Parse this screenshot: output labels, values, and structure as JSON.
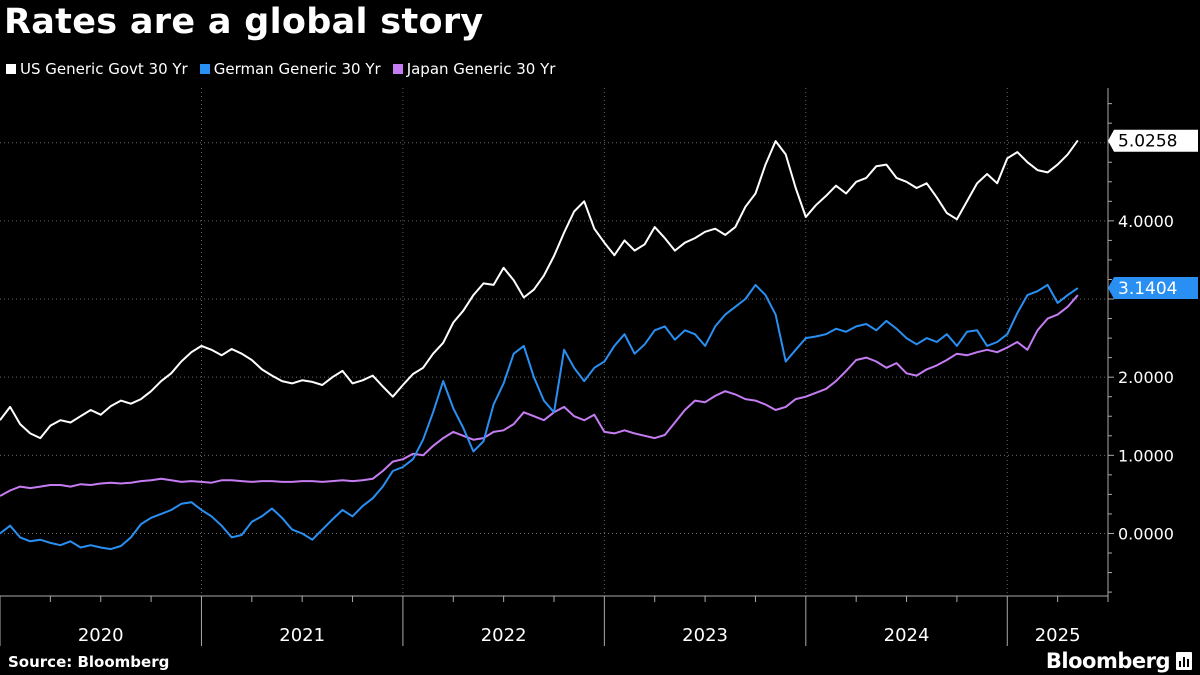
{
  "title": "Rates are a global story",
  "source": "Source: Bloomberg",
  "brand": "Bloomberg",
  "legend": [
    {
      "label": "US Generic Govt 30 Yr",
      "color": "#ffffff"
    },
    {
      "label": "German Generic 30 Yr",
      "color": "#2a8ff2"
    },
    {
      "label": "Japan Generic 30 Yr",
      "color": "#c57cf2"
    }
  ],
  "chart_data": {
    "type": "line",
    "title": "Rates are a global story",
    "xlabel": "",
    "ylabel": "",
    "xlim": [
      2020.0,
      2025.5
    ],
    "ylim": [
      -0.8,
      5.7
    ],
    "x_ticks": [
      "2020",
      "2021",
      "2022",
      "2023",
      "2024",
      "2025"
    ],
    "y_ticks": [
      "0.0000",
      "1.0000",
      "2.0000",
      "4.0000"
    ],
    "y_tick_values": [
      0,
      1,
      2,
      4
    ],
    "last_value_labels": [
      {
        "series": "US Generic Govt 30 Yr",
        "value": 5.0258,
        "text": "5.0258"
      },
      {
        "series": "German Generic 30 Yr",
        "value": 3.1404,
        "text": "3.1404"
      }
    ],
    "grid": true,
    "series": [
      {
        "name": "US Generic Govt 30 Yr",
        "color": "#ffffff",
        "x": [
          2020.0,
          2020.05,
          2020.1,
          2020.15,
          2020.2,
          2020.25,
          2020.3,
          2020.35,
          2020.4,
          2020.45,
          2020.5,
          2020.55,
          2020.6,
          2020.65,
          2020.7,
          2020.75,
          2020.8,
          2020.85,
          2020.9,
          2020.95,
          2021.0,
          2021.05,
          2021.1,
          2021.15,
          2021.2,
          2021.25,
          2021.3,
          2021.35,
          2021.4,
          2021.45,
          2021.5,
          2021.55,
          2021.6,
          2021.65,
          2021.7,
          2021.75,
          2021.8,
          2021.85,
          2021.9,
          2021.95,
          2022.0,
          2022.05,
          2022.1,
          2022.15,
          2022.2,
          2022.25,
          2022.3,
          2022.35,
          2022.4,
          2022.45,
          2022.5,
          2022.55,
          2022.6,
          2022.65,
          2022.7,
          2022.75,
          2022.8,
          2022.85,
          2022.9,
          2022.95,
          2023.0,
          2023.05,
          2023.1,
          2023.15,
          2023.2,
          2023.25,
          2023.3,
          2023.35,
          2023.4,
          2023.45,
          2023.5,
          2023.55,
          2023.6,
          2023.65,
          2023.7,
          2023.75,
          2023.8,
          2023.85,
          2023.9,
          2023.95,
          2024.0,
          2024.05,
          2024.1,
          2024.15,
          2024.2,
          2024.25,
          2024.3,
          2024.35,
          2024.4,
          2024.45,
          2024.5,
          2024.55,
          2024.6,
          2024.65,
          2024.7,
          2024.75,
          2024.8,
          2024.85,
          2024.9,
          2024.95,
          2025.0,
          2025.05,
          2025.1,
          2025.15,
          2025.2,
          2025.25,
          2025.3,
          2025.35
        ],
        "y": [
          1.45,
          1.62,
          1.4,
          1.28,
          1.22,
          1.38,
          1.45,
          1.42,
          1.5,
          1.58,
          1.52,
          1.63,
          1.7,
          1.66,
          1.72,
          1.82,
          1.95,
          2.05,
          2.2,
          2.32,
          2.4,
          2.35,
          2.28,
          2.36,
          2.3,
          2.22,
          2.1,
          2.02,
          1.95,
          1.92,
          1.96,
          1.94,
          1.9,
          2.0,
          2.08,
          1.92,
          1.96,
          2.02,
          1.88,
          1.75,
          1.9,
          2.04,
          2.12,
          2.3,
          2.44,
          2.7,
          2.85,
          3.05,
          3.2,
          3.18,
          3.4,
          3.24,
          3.02,
          3.12,
          3.3,
          3.55,
          3.85,
          4.12,
          4.25,
          3.9,
          3.72,
          3.56,
          3.75,
          3.62,
          3.7,
          3.92,
          3.78,
          3.62,
          3.72,
          3.78,
          3.86,
          3.9,
          3.82,
          3.92,
          4.18,
          4.35,
          4.72,
          5.02,
          4.85,
          4.42,
          4.05,
          4.2,
          4.32,
          4.45,
          4.35,
          4.5,
          4.55,
          4.7,
          4.72,
          4.55,
          4.5,
          4.42,
          4.48,
          4.3,
          4.1,
          4.02,
          4.25,
          4.48,
          4.6,
          4.48,
          4.8,
          4.88,
          4.75,
          4.65,
          4.62,
          4.72,
          4.85,
          5.03
        ]
      },
      {
        "name": "German Generic 30 Yr",
        "color": "#2a8ff2",
        "x": [
          2020.0,
          2020.05,
          2020.1,
          2020.15,
          2020.2,
          2020.25,
          2020.3,
          2020.35,
          2020.4,
          2020.45,
          2020.5,
          2020.55,
          2020.6,
          2020.65,
          2020.7,
          2020.75,
          2020.8,
          2020.85,
          2020.9,
          2020.95,
          2021.0,
          2021.05,
          2021.1,
          2021.15,
          2021.2,
          2021.25,
          2021.3,
          2021.35,
          2021.4,
          2021.45,
          2021.5,
          2021.55,
          2021.6,
          2021.65,
          2021.7,
          2021.75,
          2021.8,
          2021.85,
          2021.9,
          2021.95,
          2022.0,
          2022.05,
          2022.1,
          2022.15,
          2022.2,
          2022.25,
          2022.3,
          2022.35,
          2022.4,
          2022.45,
          2022.5,
          2022.55,
          2022.6,
          2022.65,
          2022.7,
          2022.75,
          2022.8,
          2022.85,
          2022.9,
          2022.95,
          2023.0,
          2023.05,
          2023.1,
          2023.15,
          2023.2,
          2023.25,
          2023.3,
          2023.35,
          2023.4,
          2023.45,
          2023.5,
          2023.55,
          2023.6,
          2023.65,
          2023.7,
          2023.75,
          2023.8,
          2023.85,
          2023.9,
          2023.95,
          2024.0,
          2024.05,
          2024.1,
          2024.15,
          2024.2,
          2024.25,
          2024.3,
          2024.35,
          2024.4,
          2024.45,
          2024.5,
          2024.55,
          2024.6,
          2024.65,
          2024.7,
          2024.75,
          2024.8,
          2024.85,
          2024.9,
          2024.95,
          2025.0,
          2025.05,
          2025.1,
          2025.15,
          2025.2,
          2025.25,
          2025.3,
          2025.35
        ],
        "y": [
          0.0,
          0.1,
          -0.05,
          -0.1,
          -0.08,
          -0.12,
          -0.15,
          -0.1,
          -0.18,
          -0.15,
          -0.18,
          -0.2,
          -0.16,
          -0.05,
          0.12,
          0.2,
          0.25,
          0.3,
          0.38,
          0.4,
          0.3,
          0.22,
          0.1,
          -0.05,
          -0.02,
          0.15,
          0.22,
          0.32,
          0.2,
          0.05,
          0.0,
          -0.08,
          0.05,
          0.18,
          0.3,
          0.22,
          0.35,
          0.45,
          0.6,
          0.8,
          0.85,
          0.95,
          1.2,
          1.55,
          1.95,
          1.6,
          1.35,
          1.05,
          1.18,
          1.65,
          1.92,
          2.3,
          2.4,
          2.0,
          1.7,
          1.55,
          2.35,
          2.12,
          1.95,
          2.12,
          2.2,
          2.4,
          2.55,
          2.3,
          2.42,
          2.6,
          2.65,
          2.48,
          2.6,
          2.55,
          2.4,
          2.65,
          2.8,
          2.9,
          3.0,
          3.18,
          3.05,
          2.8,
          2.2,
          2.35,
          2.5,
          2.52,
          2.55,
          2.62,
          2.58,
          2.65,
          2.68,
          2.6,
          2.72,
          2.62,
          2.5,
          2.42,
          2.5,
          2.45,
          2.55,
          2.4,
          2.58,
          2.6,
          2.4,
          2.45,
          2.55,
          2.82,
          3.05,
          3.1,
          3.18,
          2.95,
          3.05,
          3.14
        ]
      },
      {
        "name": "Japan Generic 30 Yr",
        "color": "#c57cf2",
        "x": [
          2020.0,
          2020.05,
          2020.1,
          2020.15,
          2020.2,
          2020.25,
          2020.3,
          2020.35,
          2020.4,
          2020.45,
          2020.5,
          2020.55,
          2020.6,
          2020.65,
          2020.7,
          2020.75,
          2020.8,
          2020.85,
          2020.9,
          2020.95,
          2021.0,
          2021.05,
          2021.1,
          2021.15,
          2021.2,
          2021.25,
          2021.3,
          2021.35,
          2021.4,
          2021.45,
          2021.5,
          2021.55,
          2021.6,
          2021.65,
          2021.7,
          2021.75,
          2021.8,
          2021.85,
          2021.9,
          2021.95,
          2022.0,
          2022.05,
          2022.1,
          2022.15,
          2022.2,
          2022.25,
          2022.3,
          2022.35,
          2022.4,
          2022.45,
          2022.5,
          2022.55,
          2022.6,
          2022.65,
          2022.7,
          2022.75,
          2022.8,
          2022.85,
          2022.9,
          2022.95,
          2023.0,
          2023.05,
          2023.1,
          2023.15,
          2023.2,
          2023.25,
          2023.3,
          2023.35,
          2023.4,
          2023.45,
          2023.5,
          2023.55,
          2023.6,
          2023.65,
          2023.7,
          2023.75,
          2023.8,
          2023.85,
          2023.9,
          2023.95,
          2024.0,
          2024.05,
          2024.1,
          2024.15,
          2024.2,
          2024.25,
          2024.3,
          2024.35,
          2024.4,
          2024.45,
          2024.5,
          2024.55,
          2024.6,
          2024.65,
          2024.7,
          2024.75,
          2024.8,
          2024.85,
          2024.9,
          2024.95,
          2025.0,
          2025.05,
          2025.1,
          2025.15,
          2025.2,
          2025.25,
          2025.3,
          2025.35
        ],
        "y": [
          0.48,
          0.55,
          0.6,
          0.58,
          0.6,
          0.62,
          0.62,
          0.6,
          0.63,
          0.62,
          0.64,
          0.65,
          0.64,
          0.65,
          0.67,
          0.68,
          0.7,
          0.68,
          0.66,
          0.67,
          0.66,
          0.65,
          0.68,
          0.68,
          0.67,
          0.66,
          0.67,
          0.67,
          0.66,
          0.66,
          0.67,
          0.67,
          0.66,
          0.67,
          0.68,
          0.67,
          0.68,
          0.7,
          0.8,
          0.92,
          0.95,
          1.02,
          1.0,
          1.12,
          1.22,
          1.3,
          1.25,
          1.2,
          1.22,
          1.3,
          1.32,
          1.4,
          1.55,
          1.5,
          1.45,
          1.55,
          1.62,
          1.5,
          1.45,
          1.52,
          1.3,
          1.28,
          1.32,
          1.28,
          1.25,
          1.22,
          1.26,
          1.42,
          1.58,
          1.7,
          1.68,
          1.76,
          1.82,
          1.78,
          1.72,
          1.7,
          1.65,
          1.58,
          1.62,
          1.72,
          1.75,
          1.8,
          1.85,
          1.95,
          2.08,
          2.22,
          2.25,
          2.2,
          2.12,
          2.18,
          2.05,
          2.02,
          2.1,
          2.15,
          2.22,
          2.3,
          2.28,
          2.32,
          2.35,
          2.32,
          2.38,
          2.45,
          2.35,
          2.6,
          2.75,
          2.8,
          2.9,
          3.05
        ]
      }
    ]
  }
}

What to do -> Write out every line from the entries where "Govt" appears.

The output ->
      "label": "US Generic Govt 30 Yr",
        "series": "US Generic Govt 30 Yr",
        "name": "US Generic Govt 30 Yr",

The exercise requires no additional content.